Go through the listing and write out all of it exactly.

####

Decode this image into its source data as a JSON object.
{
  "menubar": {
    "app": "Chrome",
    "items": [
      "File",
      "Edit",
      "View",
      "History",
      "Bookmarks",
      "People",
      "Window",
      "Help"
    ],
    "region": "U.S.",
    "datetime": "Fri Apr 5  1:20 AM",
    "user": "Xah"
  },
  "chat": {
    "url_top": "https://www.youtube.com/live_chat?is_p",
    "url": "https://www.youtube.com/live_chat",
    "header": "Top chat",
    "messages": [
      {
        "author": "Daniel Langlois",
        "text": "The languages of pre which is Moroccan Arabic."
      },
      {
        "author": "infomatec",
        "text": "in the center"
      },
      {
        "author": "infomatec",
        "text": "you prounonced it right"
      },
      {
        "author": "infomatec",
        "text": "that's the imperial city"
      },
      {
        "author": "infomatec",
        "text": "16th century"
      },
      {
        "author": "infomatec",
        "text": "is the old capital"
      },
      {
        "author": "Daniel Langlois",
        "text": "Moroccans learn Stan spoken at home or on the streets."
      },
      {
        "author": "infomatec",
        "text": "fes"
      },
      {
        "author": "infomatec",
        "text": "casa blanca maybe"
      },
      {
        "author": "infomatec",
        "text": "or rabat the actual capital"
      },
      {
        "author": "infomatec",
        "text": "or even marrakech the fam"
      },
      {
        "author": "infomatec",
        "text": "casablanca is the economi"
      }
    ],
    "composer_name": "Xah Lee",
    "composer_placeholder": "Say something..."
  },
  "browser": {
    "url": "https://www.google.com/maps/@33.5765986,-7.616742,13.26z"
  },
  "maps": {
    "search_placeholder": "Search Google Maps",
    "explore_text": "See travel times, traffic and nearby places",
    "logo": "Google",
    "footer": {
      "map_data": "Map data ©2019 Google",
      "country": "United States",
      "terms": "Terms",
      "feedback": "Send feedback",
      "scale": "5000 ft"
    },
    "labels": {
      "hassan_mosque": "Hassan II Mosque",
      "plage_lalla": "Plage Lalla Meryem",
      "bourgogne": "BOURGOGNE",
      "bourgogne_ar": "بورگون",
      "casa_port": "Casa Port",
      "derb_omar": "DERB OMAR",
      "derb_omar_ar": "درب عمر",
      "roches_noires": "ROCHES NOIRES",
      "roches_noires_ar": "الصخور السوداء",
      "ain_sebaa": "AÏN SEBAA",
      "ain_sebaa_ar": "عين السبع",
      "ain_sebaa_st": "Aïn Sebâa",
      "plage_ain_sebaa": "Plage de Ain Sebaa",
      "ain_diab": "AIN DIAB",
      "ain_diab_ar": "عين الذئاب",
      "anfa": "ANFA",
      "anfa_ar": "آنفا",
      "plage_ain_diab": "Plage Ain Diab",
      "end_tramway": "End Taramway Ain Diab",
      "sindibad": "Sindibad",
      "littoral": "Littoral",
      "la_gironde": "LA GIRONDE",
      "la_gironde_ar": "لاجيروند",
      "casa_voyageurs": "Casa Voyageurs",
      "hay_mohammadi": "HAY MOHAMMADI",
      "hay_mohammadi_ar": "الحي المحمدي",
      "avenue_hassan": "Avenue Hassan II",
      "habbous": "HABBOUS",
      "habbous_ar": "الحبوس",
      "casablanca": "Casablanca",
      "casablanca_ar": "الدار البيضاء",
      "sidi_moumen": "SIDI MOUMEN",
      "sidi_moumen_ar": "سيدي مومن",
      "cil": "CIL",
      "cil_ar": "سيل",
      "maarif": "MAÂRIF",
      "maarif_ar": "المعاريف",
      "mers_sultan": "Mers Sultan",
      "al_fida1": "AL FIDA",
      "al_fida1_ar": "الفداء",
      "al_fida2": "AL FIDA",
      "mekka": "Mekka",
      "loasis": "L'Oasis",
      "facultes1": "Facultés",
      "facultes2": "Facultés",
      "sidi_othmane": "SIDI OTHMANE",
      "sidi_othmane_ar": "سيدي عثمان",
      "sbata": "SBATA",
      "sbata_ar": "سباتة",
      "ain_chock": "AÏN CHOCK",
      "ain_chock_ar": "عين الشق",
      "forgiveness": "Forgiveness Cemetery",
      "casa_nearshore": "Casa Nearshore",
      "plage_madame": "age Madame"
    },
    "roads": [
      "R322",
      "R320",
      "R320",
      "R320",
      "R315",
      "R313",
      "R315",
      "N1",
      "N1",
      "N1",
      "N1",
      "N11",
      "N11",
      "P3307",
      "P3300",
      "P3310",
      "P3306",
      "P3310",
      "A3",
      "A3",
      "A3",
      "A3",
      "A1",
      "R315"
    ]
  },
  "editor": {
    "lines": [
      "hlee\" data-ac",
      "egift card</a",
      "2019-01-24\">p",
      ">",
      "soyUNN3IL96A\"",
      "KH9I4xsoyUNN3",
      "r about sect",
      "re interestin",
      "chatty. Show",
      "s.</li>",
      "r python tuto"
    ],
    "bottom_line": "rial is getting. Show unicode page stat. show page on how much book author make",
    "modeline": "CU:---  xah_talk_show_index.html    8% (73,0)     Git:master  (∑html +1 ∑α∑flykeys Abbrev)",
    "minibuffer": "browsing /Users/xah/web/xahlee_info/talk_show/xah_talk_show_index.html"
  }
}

####

> [Output below]
Decode this image into its source data as a JSON object.
{
  "menubar": {
    "app": "Chrome",
    "items": [
      "File",
      "Edit",
      "View",
      "History",
      "Bookmarks",
      "People",
      "Window",
      "Help"
    ],
    "region": "U.S.",
    "datetime": "Fri Apr 5  1:20 AM",
    "user": "Xah"
  },
  "chat": {
    "url_top": "https://www.youtube.com/live_chat?is_p",
    "url": "https://www.youtube.com/live_chat",
    "header": "Top chat",
    "messages": [
      {
        "author": "Daniel Langlois",
        "text": "The languages of pre which is Moroccan Arabic."
      },
      {
        "author": "infomatec",
        "text": "in the center"
      },
      {
        "author": "infomatec",
        "text": "you prounonced it right"
      },
      {
        "author": "infomatec",
        "text": "that's the imperial city"
      },
      {
        "author": "infomatec",
        "text": "16th century"
      },
      {
        "author": "infomatec",
        "text": "is the old capital"
      },
      {
        "author": "Daniel Langlois",
        "text": "Moroccans learn Stan spoken at home or on the streets."
      },
      {
        "author": "infomatec",
        "text": "fes"
      },
      {
        "author": "infomatec",
        "text": "casa blanca maybe"
      },
      {
        "author": "infomatec",
        "text": "or rabat the actual capital"
      },
      {
        "author": "infomatec",
        "text": "or even marrakech the fam"
      },
      {
        "author": "infomatec",
        "text": "casablanca is the economi"
      }
    ],
    "composer_name": "Xah Lee",
    "composer_placeholder": "Say something..."
  },
  "browser": {
    "url": "https://www.google.com/maps/@33.5765986,-7.616742,13.26z"
  },
  "maps": {
    "search_placeholder": "Search Google Maps",
    "explore_text": "See travel times, traffic and nearby places",
    "logo": "Google",
    "footer": {
      "map_data": "Map data ©2019 Google",
      "country": "United States",
      "terms": "Terms",
      "feedback": "Send feedback",
      "scale": "5000 ft"
    },
    "labels": {
      "hassan_mosque": "Hassan II Mosque",
      "plage_lalla": "Plage Lalla Meryem",
      "bourgogne": "BOURGOGNE",
      "bourgogne_ar": "بورگون",
      "casa_port": "Casa Port",
      "derb_omar": "DERB OMAR",
      "derb_omar_ar": "درب عمر",
      "roches_noires": "ROCHES NOIRES",
      "roches_noires_ar": "الصخور السوداء",
      "ain_sebaa": "AÏN SEBAA",
      "ain_sebaa_ar": "عين السبع",
      "ain_sebaa_st": "Aïn Sebâa",
      "plage_ain_sebaa": "Plage de Ain Sebaa",
      "ain_diab": "AIN DIAB",
      "ain_diab_ar": "عين الذئاب",
      "anfa": "ANFA",
      "anfa_ar": "آنفا",
      "plage_ain_diab": "Plage Ain Diab",
      "end_tramway": "End Taramway Ain Diab",
      "sindibad": "Sindibad",
      "littoral": "Littoral",
      "la_gironde": "LA GIRONDE",
      "la_gironde_ar": "لاجيروند",
      "casa_voyageurs": "Casa Voyageurs",
      "hay_mohammadi": "HAY MOHAMMADI",
      "hay_mohammadi_ar": "الحي المحمدي",
      "avenue_hassan": "Avenue Hassan II",
      "habbous": "HABBOUS",
      "habbous_ar": "الحبوس",
      "casablanca": "Casablanca",
      "casablanca_ar": "الدار البيضاء",
      "sidi_moumen": "SIDI MOUMEN",
      "sidi_moumen_ar": "سيدي مومن",
      "cil": "CIL",
      "cil_ar": "سيل",
      "maarif": "MAÂRIF",
      "maarif_ar": "المعاريف",
      "mers_sultan": "Mers Sultan",
      "al_fida1": "AL FIDA",
      "al_fida1_ar": "الفداء",
      "al_fida2": "AL FIDA",
      "mekka": "Mekka",
      "loasis": "L'Oasis",
      "facultes1": "Facultés",
      "facultes2": "Facultés",
      "sidi_othmane": "SIDI OTHMANE",
      "sidi_othmane_ar": "سيدي عثمان",
      "sbata": "SBATA",
      "sbata_ar": "سباتة",
      "ain_chock": "AÏN CHOCK",
      "ain_chock_ar": "عين الشق",
      "forgiveness": "Forgiveness Cemetery",
      "casa_nearshore": "Casa Nearshore",
      "plage_madame": "age Madame"
    },
    "roads": [
      "R322",
      "R320",
      "R320",
      "R320",
      "R315",
      "R313",
      "R315",
      "N1",
      "N1",
      "N1",
      "N1",
      "N11",
      "N11",
      "P3307",
      "P3300",
      "P3310",
      "P3306",
      "P3310",
      "A3",
      "A3",
      "A3",
      "A3",
      "A1",
      "R315"
    ]
  },
  "editor": {
    "lines": [
      "hlee\" data-ac",
      "egift card</a",
      "2019-01-24\">p",
      ">",
      "soyUNN3IL96A\"",
      "KH9I4xsoyUNN3",
      "r about sect",
      "re interestin",
      "chatty. Show",
      "s.</li>",
      "r python tuto"
    ],
    "bottom_line": "rial is getting. Show unicode page stat. show page on how much book author make",
    "modeline": "CU:---  xah_talk_show_index.html    8% (73,0)     Git:master  (∑html +1 ∑α∑flykeys Abbrev)",
    "minibuffer": "browsing /Users/xah/web/xahlee_info/talk_show/xah_talk_show_index.html"
  }
}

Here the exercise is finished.